§ Your instructions
Write out the records below once more, exactly as they stand.

#### Records provided ####

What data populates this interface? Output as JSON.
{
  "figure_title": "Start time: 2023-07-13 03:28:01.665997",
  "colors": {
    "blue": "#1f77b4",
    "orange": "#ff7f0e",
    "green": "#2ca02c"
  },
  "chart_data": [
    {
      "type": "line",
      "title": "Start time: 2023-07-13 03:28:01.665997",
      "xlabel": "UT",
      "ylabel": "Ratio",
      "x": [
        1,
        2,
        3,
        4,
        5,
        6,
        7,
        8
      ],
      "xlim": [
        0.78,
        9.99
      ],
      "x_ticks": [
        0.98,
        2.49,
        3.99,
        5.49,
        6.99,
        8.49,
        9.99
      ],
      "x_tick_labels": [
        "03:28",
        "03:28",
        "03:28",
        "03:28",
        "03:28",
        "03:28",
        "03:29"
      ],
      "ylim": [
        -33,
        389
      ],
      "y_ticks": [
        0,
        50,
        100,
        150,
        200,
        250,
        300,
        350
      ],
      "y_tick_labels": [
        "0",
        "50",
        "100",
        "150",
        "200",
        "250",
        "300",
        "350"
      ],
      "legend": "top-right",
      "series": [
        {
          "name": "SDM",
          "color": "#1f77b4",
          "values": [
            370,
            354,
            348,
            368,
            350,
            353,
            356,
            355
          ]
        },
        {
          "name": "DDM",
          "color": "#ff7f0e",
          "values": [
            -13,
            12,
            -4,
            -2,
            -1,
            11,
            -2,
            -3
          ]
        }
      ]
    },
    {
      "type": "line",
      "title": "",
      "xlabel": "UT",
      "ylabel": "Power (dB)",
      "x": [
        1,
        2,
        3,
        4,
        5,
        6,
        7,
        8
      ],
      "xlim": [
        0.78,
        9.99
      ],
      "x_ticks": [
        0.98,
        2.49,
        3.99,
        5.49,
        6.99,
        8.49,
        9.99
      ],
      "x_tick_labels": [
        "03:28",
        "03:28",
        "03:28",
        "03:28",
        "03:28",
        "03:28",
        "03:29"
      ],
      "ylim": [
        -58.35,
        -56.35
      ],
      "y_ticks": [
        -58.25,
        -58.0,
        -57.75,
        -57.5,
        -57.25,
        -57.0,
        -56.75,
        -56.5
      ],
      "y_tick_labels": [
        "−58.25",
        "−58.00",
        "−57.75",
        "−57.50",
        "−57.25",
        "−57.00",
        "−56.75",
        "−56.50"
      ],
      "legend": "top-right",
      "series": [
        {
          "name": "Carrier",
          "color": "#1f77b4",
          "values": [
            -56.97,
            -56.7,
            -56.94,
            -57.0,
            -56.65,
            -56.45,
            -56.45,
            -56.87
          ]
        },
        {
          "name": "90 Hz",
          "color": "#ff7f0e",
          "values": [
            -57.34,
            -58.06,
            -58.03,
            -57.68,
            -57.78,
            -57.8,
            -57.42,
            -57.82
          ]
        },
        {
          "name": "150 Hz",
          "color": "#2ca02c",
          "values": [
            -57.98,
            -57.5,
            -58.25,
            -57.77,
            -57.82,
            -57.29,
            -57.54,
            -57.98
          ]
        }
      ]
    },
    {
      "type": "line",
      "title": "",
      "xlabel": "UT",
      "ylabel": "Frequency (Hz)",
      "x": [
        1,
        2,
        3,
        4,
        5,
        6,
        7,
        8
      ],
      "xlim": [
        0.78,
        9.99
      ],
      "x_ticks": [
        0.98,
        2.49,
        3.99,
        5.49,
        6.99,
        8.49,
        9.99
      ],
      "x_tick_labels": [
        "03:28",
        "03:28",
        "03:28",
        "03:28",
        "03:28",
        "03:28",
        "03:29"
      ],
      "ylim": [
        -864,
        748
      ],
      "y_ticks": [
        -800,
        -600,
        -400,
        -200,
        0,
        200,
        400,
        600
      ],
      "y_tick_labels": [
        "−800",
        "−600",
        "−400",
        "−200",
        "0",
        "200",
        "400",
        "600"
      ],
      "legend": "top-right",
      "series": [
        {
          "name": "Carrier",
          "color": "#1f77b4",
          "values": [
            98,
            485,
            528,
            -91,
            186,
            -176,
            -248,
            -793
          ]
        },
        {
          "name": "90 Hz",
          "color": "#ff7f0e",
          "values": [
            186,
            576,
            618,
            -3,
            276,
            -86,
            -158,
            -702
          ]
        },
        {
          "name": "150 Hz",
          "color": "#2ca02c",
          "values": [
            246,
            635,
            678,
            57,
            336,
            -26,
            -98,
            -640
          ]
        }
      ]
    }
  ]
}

####

§ Final result
What data populates this interface? Output as JSON.
{
  "figure_title": "Start time: 2023-07-13 03:28:01.665997",
  "colors": {
    "blue": "#1f77b4",
    "orange": "#ff7f0e",
    "green": "#2ca02c"
  },
  "chart_data": [
    {
      "type": "line",
      "title": "Start time: 2023-07-13 03:28:01.665997",
      "xlabel": "UT",
      "ylabel": "Ratio",
      "x": [
        1,
        2,
        3,
        4,
        5,
        6,
        7,
        8
      ],
      "xlim": [
        0.78,
        9.99
      ],
      "x_ticks": [
        0.98,
        2.49,
        3.99,
        5.49,
        6.99,
        8.49,
        9.99
      ],
      "x_tick_labels": [
        "03:28",
        "03:28",
        "03:28",
        "03:28",
        "03:28",
        "03:28",
        "03:29"
      ],
      "ylim": [
        -33,
        389
      ],
      "y_ticks": [
        0,
        50,
        100,
        150,
        200,
        250,
        300,
        350
      ],
      "y_tick_labels": [
        "0",
        "50",
        "100",
        "150",
        "200",
        "250",
        "300",
        "350"
      ],
      "legend": "top-right",
      "series": [
        {
          "name": "SDM",
          "color": "#1f77b4",
          "values": [
            370,
            354,
            348,
            368,
            350,
            353,
            356,
            355
          ]
        },
        {
          "name": "DDM",
          "color": "#ff7f0e",
          "values": [
            -13,
            12,
            -4,
            -2,
            -1,
            11,
            -2,
            -3
          ]
        }
      ]
    },
    {
      "type": "line",
      "title": "",
      "xlabel": "UT",
      "ylabel": "Power (dB)",
      "x": [
        1,
        2,
        3,
        4,
        5,
        6,
        7,
        8
      ],
      "xlim": [
        0.78,
        9.99
      ],
      "x_ticks": [
        0.98,
        2.49,
        3.99,
        5.49,
        6.99,
        8.49,
        9.99
      ],
      "x_tick_labels": [
        "03:28",
        "03:28",
        "03:28",
        "03:28",
        "03:28",
        "03:28",
        "03:29"
      ],
      "ylim": [
        -58.35,
        -56.35
      ],
      "y_ticks": [
        -58.25,
        -58.0,
        -57.75,
        -57.5,
        -57.25,
        -57.0,
        -56.75,
        -56.5
      ],
      "y_tick_labels": [
        "−58.25",
        "−58.00",
        "−57.75",
        "−57.50",
        "−57.25",
        "−57.00",
        "−56.75",
        "−56.50"
      ],
      "legend": "top-right",
      "series": [
        {
          "name": "Carrier",
          "color": "#1f77b4",
          "values": [
            -56.97,
            -56.7,
            -56.94,
            -57.0,
            -56.65,
            -56.45,
            -56.45,
            -56.87
          ]
        },
        {
          "name": "90 Hz",
          "color": "#ff7f0e",
          "values": [
            -57.34,
            -58.06,
            -58.03,
            -57.68,
            -57.78,
            -57.8,
            -57.42,
            -57.82
          ]
        },
        {
          "name": "150 Hz",
          "color": "#2ca02c",
          "values": [
            -57.98,
            -57.5,
            -58.25,
            -57.77,
            -57.82,
            -57.29,
            -57.54,
            -57.98
          ]
        }
      ]
    },
    {
      "type": "line",
      "title": "",
      "xlabel": "UT",
      "ylabel": "Frequency (Hz)",
      "x": [
        1,
        2,
        3,
        4,
        5,
        6,
        7,
        8
      ],
      "xlim": [
        0.78,
        9.99
      ],
      "x_ticks": [
        0.98,
        2.49,
        3.99,
        5.49,
        6.99,
        8.49,
        9.99
      ],
      "x_tick_labels": [
        "03:28",
        "03:28",
        "03:28",
        "03:28",
        "03:28",
        "03:28",
        "03:29"
      ],
      "ylim": [
        -864,
        748
      ],
      "y_ticks": [
        -800,
        -600,
        -400,
        -200,
        0,
        200,
        400,
        600
      ],
      "y_tick_labels": [
        "−800",
        "−600",
        "−400",
        "−200",
        "0",
        "200",
        "400",
        "600"
      ],
      "legend": "top-right",
      "series": [
        {
          "name": "Carrier",
          "color": "#1f77b4",
          "values": [
            98,
            485,
            528,
            -91,
            186,
            -176,
            -248,
            -793
          ]
        },
        {
          "name": "90 Hz",
          "color": "#ff7f0e",
          "values": [
            186,
            576,
            618,
            -3,
            276,
            -86,
            -158,
            -702
          ]
        },
        {
          "name": "150 Hz",
          "color": "#2ca02c",
          "values": [
            246,
            635,
            678,
            57,
            336,
            -26,
            -98,
            -640
          ]
        }
      ]
    }
  ]
}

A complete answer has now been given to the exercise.